Instructions to follow:
Which lines in the material below contain the word "with"? Copy each of them.

[START OF Input data]

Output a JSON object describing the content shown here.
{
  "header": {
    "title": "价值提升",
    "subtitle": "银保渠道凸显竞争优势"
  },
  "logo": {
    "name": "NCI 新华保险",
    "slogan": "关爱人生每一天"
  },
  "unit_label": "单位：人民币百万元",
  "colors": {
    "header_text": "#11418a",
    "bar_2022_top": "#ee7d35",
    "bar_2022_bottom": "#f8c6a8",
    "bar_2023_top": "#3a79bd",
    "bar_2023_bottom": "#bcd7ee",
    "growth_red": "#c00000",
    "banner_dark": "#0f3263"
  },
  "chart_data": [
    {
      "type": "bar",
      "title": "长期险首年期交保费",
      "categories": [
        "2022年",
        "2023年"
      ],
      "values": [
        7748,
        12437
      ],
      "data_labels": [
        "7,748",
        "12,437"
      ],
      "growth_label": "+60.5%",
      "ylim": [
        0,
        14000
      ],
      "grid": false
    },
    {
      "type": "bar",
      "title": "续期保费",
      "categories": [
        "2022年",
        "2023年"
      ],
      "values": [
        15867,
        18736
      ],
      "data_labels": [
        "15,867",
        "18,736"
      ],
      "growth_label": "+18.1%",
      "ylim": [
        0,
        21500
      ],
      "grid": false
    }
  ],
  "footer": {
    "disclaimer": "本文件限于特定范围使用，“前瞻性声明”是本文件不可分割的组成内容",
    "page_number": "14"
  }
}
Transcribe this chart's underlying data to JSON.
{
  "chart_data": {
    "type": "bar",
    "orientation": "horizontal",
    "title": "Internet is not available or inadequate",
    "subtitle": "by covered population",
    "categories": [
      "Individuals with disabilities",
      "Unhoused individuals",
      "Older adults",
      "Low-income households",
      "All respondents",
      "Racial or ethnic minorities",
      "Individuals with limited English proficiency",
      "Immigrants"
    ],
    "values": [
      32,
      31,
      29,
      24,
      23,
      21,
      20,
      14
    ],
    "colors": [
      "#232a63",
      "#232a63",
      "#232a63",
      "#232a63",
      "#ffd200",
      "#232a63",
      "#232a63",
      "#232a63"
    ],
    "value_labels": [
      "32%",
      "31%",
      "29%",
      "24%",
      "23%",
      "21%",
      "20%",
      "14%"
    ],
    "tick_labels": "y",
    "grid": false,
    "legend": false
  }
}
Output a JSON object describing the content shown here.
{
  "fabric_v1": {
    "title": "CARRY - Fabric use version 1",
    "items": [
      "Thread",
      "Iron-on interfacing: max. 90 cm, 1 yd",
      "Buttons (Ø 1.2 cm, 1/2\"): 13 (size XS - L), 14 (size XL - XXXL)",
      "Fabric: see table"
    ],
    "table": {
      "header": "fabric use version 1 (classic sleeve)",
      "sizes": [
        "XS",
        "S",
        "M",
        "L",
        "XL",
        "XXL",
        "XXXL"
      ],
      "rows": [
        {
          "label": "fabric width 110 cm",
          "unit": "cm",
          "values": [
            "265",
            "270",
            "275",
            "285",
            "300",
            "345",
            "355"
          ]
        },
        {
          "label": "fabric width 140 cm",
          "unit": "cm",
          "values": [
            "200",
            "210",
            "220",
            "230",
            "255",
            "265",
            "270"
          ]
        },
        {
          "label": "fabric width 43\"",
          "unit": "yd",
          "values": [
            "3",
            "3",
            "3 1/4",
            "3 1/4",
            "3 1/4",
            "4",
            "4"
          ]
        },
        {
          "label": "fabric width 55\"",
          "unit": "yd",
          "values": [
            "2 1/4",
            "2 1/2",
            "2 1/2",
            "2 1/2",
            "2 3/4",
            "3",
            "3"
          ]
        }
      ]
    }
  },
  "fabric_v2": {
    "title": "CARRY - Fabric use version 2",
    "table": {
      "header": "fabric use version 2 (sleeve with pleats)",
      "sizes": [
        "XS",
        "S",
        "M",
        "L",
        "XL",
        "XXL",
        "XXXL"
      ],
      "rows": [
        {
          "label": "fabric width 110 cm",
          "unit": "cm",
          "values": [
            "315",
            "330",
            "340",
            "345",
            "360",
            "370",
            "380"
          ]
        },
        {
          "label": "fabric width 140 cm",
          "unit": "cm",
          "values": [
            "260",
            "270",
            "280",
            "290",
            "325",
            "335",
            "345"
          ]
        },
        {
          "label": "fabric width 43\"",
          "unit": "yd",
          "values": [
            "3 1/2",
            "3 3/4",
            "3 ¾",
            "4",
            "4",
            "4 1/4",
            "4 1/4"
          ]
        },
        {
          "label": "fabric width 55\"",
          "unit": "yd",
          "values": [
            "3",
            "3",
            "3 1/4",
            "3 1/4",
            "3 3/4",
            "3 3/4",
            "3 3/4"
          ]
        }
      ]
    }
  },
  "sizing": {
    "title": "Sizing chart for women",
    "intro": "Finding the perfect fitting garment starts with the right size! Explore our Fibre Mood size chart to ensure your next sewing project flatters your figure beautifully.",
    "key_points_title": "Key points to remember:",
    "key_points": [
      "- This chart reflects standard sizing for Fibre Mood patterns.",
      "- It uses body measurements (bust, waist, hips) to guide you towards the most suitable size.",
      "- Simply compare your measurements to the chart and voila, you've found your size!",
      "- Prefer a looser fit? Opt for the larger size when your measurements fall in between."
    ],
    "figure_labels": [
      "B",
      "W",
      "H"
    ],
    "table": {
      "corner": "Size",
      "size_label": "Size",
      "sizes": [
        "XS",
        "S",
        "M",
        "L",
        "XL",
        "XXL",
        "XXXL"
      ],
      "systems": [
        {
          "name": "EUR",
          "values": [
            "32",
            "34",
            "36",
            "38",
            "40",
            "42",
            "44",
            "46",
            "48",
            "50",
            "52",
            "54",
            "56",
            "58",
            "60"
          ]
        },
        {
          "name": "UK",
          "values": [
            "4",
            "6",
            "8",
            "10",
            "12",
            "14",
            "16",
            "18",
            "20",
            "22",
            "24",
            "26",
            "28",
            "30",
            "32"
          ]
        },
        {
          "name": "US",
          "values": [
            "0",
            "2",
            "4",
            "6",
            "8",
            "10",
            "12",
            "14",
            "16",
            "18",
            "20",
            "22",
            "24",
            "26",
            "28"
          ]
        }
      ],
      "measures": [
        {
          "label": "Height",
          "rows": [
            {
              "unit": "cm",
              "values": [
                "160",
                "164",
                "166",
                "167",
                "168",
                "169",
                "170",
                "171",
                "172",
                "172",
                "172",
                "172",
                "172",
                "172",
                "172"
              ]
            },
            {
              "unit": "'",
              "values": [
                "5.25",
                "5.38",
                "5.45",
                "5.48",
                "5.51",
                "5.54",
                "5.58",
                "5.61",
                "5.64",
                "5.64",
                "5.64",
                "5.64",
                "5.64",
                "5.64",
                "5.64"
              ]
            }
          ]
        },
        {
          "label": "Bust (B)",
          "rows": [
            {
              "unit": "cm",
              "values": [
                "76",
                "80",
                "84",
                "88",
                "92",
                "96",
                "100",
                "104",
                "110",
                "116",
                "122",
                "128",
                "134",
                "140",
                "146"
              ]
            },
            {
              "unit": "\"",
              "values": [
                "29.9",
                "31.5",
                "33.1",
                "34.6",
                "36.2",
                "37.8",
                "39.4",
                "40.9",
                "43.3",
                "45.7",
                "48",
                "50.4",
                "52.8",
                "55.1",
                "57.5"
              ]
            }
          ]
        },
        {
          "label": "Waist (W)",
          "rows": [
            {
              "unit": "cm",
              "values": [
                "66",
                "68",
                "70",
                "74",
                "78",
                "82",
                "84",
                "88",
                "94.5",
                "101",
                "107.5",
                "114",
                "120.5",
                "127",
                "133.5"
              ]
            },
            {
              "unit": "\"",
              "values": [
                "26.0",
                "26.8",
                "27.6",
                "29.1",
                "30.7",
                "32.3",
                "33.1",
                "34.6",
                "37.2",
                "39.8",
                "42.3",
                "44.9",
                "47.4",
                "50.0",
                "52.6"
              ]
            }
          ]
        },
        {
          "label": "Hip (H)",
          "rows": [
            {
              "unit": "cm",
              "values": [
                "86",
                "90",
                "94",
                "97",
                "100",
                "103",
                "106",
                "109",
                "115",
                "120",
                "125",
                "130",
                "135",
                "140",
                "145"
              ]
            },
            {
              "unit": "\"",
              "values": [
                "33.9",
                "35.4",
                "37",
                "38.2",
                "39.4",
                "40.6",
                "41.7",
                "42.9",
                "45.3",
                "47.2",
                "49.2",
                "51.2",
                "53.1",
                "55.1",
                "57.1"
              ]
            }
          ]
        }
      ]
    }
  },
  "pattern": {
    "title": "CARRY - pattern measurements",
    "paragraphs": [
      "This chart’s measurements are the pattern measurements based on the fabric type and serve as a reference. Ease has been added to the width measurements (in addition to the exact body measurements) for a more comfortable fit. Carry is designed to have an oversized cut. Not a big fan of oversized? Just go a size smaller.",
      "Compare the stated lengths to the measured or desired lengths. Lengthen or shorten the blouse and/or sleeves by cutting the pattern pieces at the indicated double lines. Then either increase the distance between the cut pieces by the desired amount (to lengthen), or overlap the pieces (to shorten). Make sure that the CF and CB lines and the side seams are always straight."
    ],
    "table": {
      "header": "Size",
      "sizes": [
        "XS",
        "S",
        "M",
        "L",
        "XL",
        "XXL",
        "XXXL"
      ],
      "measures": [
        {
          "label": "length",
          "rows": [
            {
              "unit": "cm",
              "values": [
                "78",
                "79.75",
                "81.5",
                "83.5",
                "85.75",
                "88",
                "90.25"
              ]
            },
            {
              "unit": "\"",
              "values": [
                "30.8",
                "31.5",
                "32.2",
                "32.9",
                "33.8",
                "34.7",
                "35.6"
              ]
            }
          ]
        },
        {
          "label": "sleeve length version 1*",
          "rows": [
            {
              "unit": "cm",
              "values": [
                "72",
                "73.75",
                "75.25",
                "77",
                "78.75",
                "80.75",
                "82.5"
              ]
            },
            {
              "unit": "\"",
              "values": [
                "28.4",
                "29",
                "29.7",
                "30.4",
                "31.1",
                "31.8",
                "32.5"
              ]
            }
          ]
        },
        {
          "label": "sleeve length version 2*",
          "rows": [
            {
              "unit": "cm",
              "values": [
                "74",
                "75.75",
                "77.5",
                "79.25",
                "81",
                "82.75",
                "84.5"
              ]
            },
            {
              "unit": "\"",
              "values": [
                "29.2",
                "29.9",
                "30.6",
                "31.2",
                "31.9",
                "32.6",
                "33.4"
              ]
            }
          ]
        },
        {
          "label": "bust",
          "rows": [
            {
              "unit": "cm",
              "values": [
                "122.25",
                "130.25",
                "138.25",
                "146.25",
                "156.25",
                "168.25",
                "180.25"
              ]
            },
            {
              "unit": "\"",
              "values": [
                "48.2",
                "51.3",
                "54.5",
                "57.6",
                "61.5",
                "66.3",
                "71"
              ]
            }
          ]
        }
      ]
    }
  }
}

[END OF Input data]

Solution:
      "Individuals with disabilities",
      "Individuals with limited English proficiency",
      "header": "fabric use version 2 (sleeve with pleats)",
    "intro": "Finding the perfect fitting garment starts with the right size! Explore our Fibre Mood size chart to ensure your next sewing project flatters your figure beautifully.",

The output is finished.